*Goal*. Word for word, quote all of the material, omitting the pictures.

[Data excerpts]
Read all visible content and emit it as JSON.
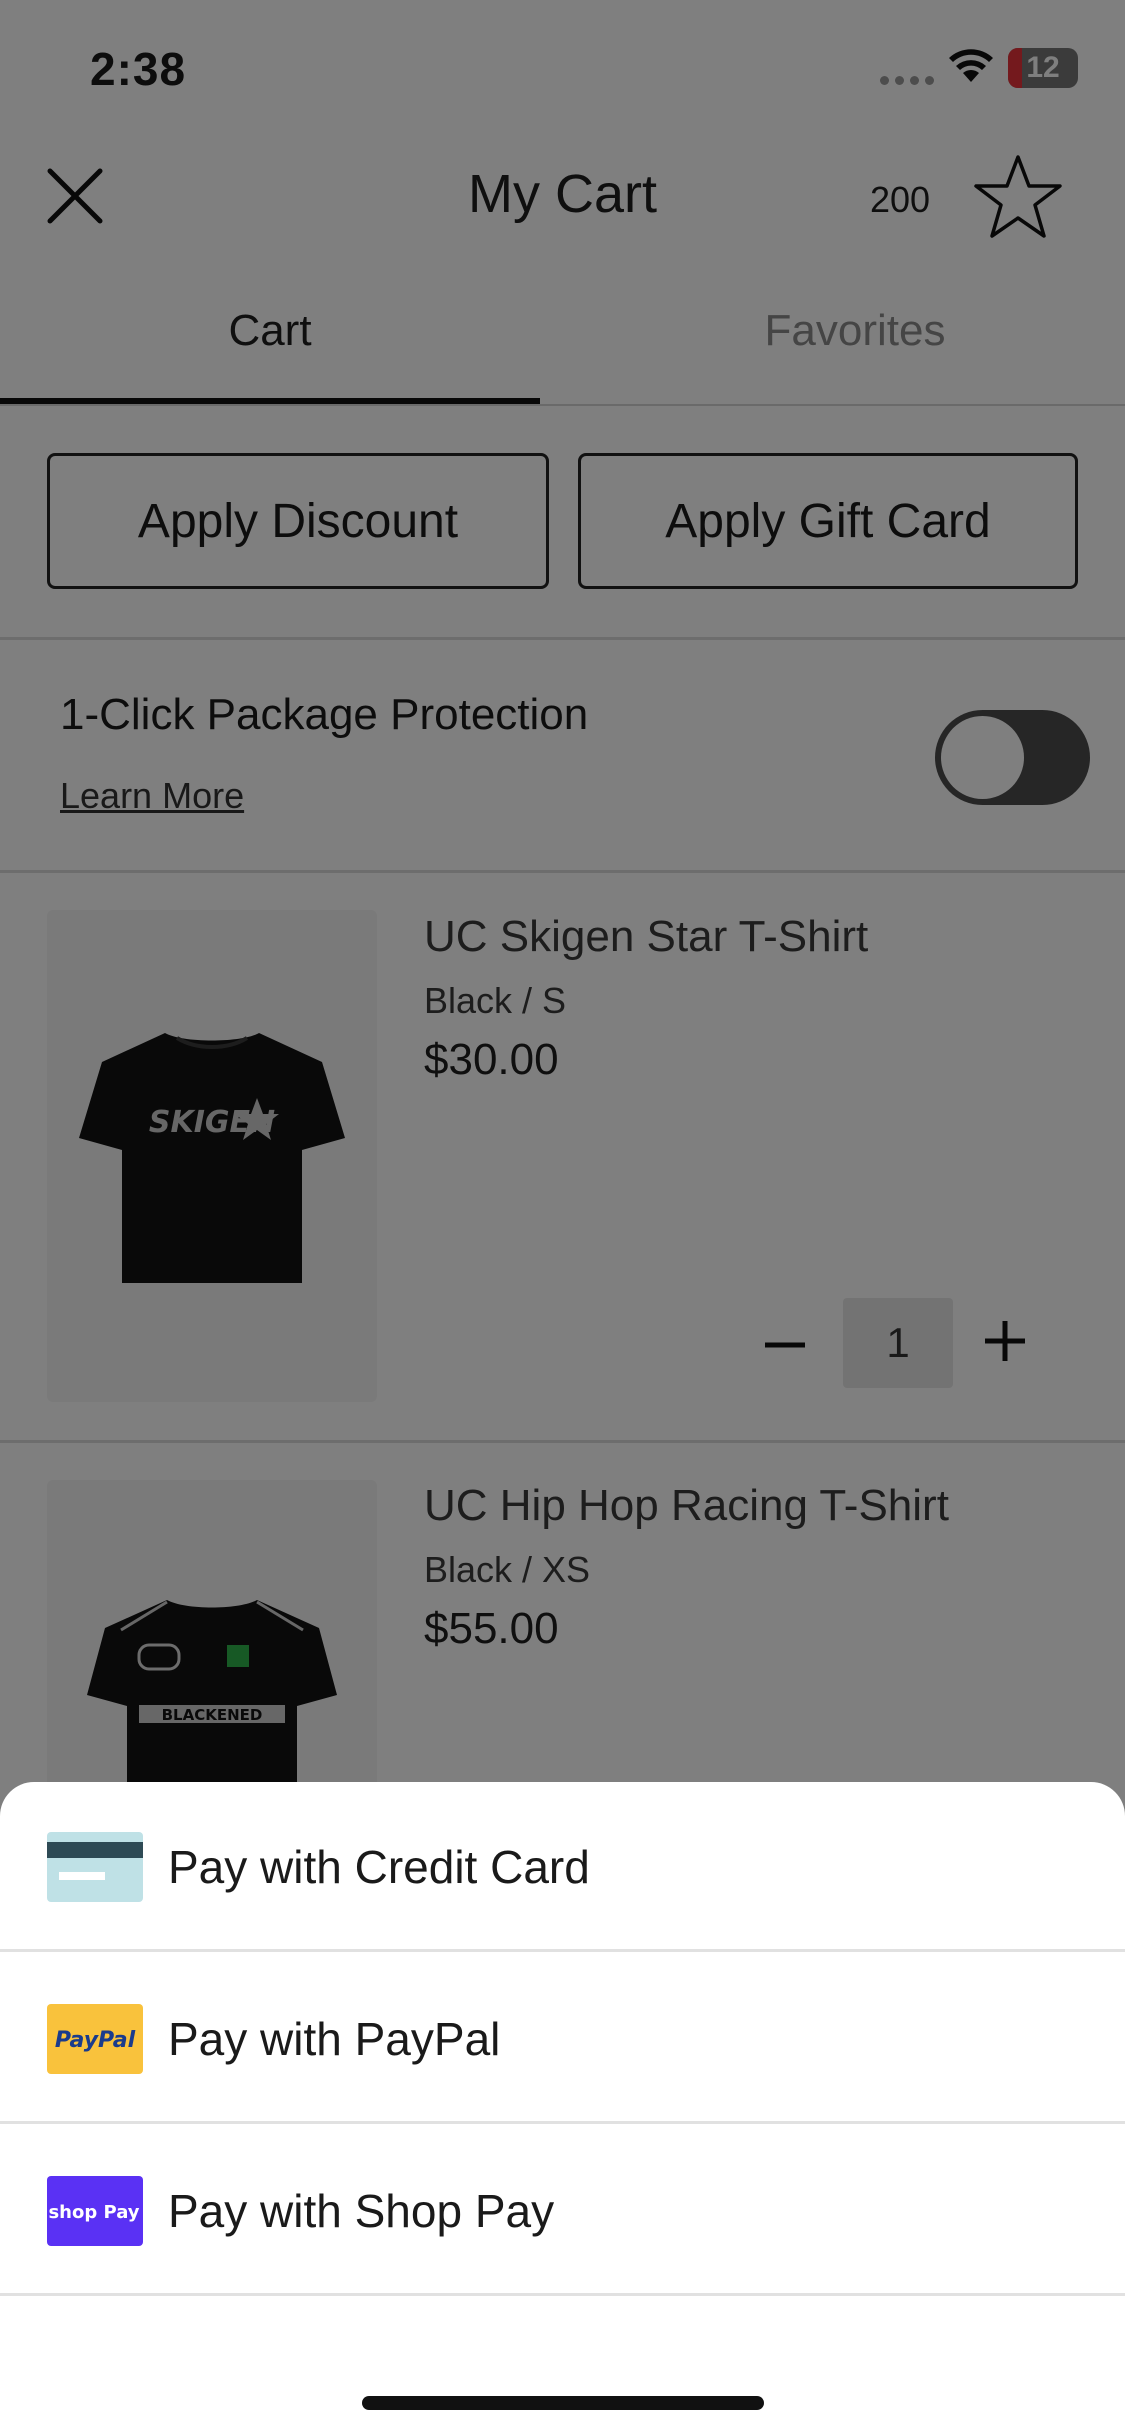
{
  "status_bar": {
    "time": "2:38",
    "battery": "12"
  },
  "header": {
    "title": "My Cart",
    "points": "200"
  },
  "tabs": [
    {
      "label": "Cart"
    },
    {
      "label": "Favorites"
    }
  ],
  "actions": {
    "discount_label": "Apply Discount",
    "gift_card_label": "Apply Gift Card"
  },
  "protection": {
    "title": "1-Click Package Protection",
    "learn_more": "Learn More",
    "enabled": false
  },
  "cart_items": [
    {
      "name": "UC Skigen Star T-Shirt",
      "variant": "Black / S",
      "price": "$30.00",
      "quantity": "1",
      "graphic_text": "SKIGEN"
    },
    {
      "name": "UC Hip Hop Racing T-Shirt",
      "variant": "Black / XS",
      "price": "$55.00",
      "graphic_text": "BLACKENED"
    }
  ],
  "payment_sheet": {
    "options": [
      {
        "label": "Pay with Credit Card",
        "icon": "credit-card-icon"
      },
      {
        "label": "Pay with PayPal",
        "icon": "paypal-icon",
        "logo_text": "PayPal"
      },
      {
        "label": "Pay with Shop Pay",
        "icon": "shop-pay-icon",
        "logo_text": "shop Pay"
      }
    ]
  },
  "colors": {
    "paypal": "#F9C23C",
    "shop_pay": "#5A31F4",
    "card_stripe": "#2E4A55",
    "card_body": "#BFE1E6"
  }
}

*Solved problem*.
Read all visible content and emit it as JSON.
{
  "status_bar": {
    "time": "2:38",
    "battery": "12"
  },
  "header": {
    "title": "My Cart",
    "points": "200"
  },
  "tabs": [
    {
      "label": "Cart"
    },
    {
      "label": "Favorites"
    }
  ],
  "actions": {
    "discount_label": "Apply Discount",
    "gift_card_label": "Apply Gift Card"
  },
  "protection": {
    "title": "1-Click Package Protection",
    "learn_more": "Learn More",
    "enabled": false
  },
  "cart_items": [
    {
      "name": "UC Skigen Star T-Shirt",
      "variant": "Black / S",
      "price": "$30.00",
      "quantity": "1",
      "graphic_text": "SKIGEN"
    },
    {
      "name": "UC Hip Hop Racing T-Shirt",
      "variant": "Black / XS",
      "price": "$55.00",
      "graphic_text": "BLACKENED"
    }
  ],
  "payment_sheet": {
    "options": [
      {
        "label": "Pay with Credit Card",
        "icon": "credit-card-icon"
      },
      {
        "label": "Pay with PayPal",
        "icon": "paypal-icon",
        "logo_text": "PayPal"
      },
      {
        "label": "Pay with Shop Pay",
        "icon": "shop-pay-icon",
        "logo_text": "shop Pay"
      }
    ]
  },
  "colors": {
    "paypal": "#F9C23C",
    "shop_pay": "#5A31F4",
    "card_stripe": "#2E4A55",
    "card_body": "#BFE1E6"
  }
}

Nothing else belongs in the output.